Data entries
_____

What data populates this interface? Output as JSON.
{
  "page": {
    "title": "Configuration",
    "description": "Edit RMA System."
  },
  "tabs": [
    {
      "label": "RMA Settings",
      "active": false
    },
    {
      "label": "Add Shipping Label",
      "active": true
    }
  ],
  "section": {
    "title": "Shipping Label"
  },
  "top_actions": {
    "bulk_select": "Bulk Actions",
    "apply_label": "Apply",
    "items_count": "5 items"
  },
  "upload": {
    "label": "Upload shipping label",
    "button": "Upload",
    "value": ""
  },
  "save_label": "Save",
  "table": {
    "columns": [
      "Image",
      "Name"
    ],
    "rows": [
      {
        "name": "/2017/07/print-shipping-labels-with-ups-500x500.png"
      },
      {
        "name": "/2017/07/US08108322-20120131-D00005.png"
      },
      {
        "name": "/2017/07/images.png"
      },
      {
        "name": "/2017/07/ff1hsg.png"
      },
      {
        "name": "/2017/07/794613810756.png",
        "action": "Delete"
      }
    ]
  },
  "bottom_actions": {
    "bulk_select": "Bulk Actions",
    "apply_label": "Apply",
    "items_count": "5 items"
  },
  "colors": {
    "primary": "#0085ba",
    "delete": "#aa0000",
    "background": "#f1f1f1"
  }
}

_____

Return the lines above exactly, keeping every word.

-- Exercise solution --
What data populates this interface? Output as JSON.
{
  "page": {
    "title": "Configuration",
    "description": "Edit RMA System."
  },
  "tabs": [
    {
      "label": "RMA Settings",
      "active": false
    },
    {
      "label": "Add Shipping Label",
      "active": true
    }
  ],
  "section": {
    "title": "Shipping Label"
  },
  "top_actions": {
    "bulk_select": "Bulk Actions",
    "apply_label": "Apply",
    "items_count": "5 items"
  },
  "upload": {
    "label": "Upload shipping label",
    "button": "Upload",
    "value": ""
  },
  "save_label": "Save",
  "table": {
    "columns": [
      "Image",
      "Name"
    ],
    "rows": [
      {
        "name": "/2017/07/print-shipping-labels-with-ups-500x500.png"
      },
      {
        "name": "/2017/07/US08108322-20120131-D00005.png"
      },
      {
        "name": "/2017/07/images.png"
      },
      {
        "name": "/2017/07/ff1hsg.png"
      },
      {
        "name": "/2017/07/794613810756.png",
        "action": "Delete"
      }
    ]
  },
  "bottom_actions": {
    "bulk_select": "Bulk Actions",
    "apply_label": "Apply",
    "items_count": "5 items"
  },
  "colors": {
    "primary": "#0085ba",
    "delete": "#aa0000",
    "background": "#f1f1f1"
  }
}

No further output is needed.